# TASK TO CARRY OUT
Collect every line of the records below that contains the word "deverá".

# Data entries
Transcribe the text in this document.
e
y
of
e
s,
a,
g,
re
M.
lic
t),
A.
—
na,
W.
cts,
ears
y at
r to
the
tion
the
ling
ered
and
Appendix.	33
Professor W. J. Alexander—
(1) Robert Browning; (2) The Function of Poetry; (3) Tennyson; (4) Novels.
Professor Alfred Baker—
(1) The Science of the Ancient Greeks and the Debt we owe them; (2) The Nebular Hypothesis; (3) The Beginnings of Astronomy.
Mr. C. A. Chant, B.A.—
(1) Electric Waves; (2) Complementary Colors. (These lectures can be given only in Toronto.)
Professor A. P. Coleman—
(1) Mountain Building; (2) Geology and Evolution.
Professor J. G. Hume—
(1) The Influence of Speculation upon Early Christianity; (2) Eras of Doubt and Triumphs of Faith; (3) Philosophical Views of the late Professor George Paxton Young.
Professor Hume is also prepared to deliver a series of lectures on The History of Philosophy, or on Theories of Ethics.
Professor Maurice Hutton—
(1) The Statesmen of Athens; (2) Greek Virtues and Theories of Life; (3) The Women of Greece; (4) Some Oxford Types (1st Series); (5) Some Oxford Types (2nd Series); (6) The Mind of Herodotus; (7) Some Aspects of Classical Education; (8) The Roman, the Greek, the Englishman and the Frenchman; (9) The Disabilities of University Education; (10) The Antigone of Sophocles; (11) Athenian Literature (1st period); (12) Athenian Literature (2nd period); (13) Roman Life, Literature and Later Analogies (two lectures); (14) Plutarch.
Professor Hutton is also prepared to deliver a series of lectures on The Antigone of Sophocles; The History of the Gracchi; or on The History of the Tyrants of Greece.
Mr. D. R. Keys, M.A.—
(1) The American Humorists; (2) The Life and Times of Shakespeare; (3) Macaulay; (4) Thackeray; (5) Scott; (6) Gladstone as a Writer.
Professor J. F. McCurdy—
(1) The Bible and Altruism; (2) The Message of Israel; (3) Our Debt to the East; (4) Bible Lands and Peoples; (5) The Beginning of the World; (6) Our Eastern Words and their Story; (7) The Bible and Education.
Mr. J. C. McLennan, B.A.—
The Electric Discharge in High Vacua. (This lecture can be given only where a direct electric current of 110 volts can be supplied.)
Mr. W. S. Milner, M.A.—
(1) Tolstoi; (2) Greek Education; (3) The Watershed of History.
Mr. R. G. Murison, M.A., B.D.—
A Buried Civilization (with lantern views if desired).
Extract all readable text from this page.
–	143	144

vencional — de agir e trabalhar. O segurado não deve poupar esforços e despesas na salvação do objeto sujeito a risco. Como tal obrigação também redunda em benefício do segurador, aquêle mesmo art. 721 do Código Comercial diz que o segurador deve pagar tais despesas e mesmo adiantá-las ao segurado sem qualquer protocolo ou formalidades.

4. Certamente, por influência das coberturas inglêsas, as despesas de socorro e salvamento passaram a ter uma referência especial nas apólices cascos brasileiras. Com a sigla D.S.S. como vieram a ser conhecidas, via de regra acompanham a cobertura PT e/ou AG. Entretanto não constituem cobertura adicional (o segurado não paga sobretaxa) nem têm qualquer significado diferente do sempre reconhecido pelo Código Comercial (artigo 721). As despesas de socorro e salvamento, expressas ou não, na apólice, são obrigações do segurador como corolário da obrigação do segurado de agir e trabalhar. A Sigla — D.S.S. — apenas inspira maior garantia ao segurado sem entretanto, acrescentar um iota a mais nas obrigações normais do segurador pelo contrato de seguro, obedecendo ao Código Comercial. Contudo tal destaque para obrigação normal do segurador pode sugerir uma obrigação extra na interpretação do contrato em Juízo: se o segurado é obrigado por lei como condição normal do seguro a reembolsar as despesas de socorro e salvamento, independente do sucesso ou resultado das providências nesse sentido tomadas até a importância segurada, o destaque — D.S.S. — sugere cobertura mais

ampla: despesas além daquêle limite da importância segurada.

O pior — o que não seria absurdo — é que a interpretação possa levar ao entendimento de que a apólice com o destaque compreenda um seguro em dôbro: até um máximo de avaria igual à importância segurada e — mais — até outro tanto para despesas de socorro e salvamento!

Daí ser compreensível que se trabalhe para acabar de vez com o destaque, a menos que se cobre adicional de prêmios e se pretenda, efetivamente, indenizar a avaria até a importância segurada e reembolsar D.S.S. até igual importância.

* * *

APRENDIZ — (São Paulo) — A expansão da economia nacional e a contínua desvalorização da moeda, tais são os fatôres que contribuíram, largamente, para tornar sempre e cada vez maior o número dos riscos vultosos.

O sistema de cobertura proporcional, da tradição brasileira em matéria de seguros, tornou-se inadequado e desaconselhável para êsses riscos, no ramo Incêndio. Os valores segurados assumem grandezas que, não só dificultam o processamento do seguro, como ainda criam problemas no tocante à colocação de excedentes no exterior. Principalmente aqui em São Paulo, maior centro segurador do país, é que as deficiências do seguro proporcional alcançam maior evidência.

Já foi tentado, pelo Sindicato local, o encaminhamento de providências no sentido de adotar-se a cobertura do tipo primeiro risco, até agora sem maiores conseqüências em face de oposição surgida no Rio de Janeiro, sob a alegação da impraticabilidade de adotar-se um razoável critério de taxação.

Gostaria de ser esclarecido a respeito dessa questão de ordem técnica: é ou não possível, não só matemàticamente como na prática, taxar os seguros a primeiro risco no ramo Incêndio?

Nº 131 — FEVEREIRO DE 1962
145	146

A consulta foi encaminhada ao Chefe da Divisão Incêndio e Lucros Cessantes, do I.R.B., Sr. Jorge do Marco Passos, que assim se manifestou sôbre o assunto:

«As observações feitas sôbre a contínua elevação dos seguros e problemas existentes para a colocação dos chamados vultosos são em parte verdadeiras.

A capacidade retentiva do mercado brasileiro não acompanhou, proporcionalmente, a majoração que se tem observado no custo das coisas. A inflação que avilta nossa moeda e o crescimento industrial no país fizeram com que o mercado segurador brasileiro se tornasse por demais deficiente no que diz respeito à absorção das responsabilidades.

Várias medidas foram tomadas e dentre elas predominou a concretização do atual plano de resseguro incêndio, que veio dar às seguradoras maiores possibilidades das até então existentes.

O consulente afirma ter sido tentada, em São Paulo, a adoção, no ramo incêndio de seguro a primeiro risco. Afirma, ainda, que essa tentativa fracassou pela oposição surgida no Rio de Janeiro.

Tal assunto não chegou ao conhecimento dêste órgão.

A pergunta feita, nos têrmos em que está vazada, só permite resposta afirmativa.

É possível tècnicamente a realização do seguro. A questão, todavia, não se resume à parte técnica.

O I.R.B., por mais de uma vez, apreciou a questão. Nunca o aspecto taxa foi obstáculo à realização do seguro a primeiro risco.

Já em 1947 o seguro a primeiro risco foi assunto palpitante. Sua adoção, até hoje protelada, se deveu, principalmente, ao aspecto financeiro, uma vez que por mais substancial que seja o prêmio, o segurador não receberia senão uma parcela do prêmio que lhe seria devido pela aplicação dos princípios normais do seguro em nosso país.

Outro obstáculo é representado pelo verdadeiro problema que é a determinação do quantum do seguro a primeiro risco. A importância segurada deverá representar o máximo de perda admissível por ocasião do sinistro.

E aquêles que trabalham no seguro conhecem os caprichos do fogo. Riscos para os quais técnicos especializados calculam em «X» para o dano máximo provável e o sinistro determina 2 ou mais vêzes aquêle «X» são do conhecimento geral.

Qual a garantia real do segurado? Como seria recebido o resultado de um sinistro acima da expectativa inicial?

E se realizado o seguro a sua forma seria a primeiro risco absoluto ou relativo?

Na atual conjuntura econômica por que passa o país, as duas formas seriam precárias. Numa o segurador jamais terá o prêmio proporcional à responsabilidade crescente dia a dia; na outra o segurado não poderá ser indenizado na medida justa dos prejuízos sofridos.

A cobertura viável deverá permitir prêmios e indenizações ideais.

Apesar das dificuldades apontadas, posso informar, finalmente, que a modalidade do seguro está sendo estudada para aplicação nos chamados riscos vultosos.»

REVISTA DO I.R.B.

# SOLUTION BELOW
Outro obstáculo é representado pelo verdadeiro problema que é a determinação do quantum do seguro a primeiro risco. A importância segurada deverá representar o máximo de perda admissível por ocasião do sinistro.
A cobertura viável deverá permitir prêmios e indenizações ideais.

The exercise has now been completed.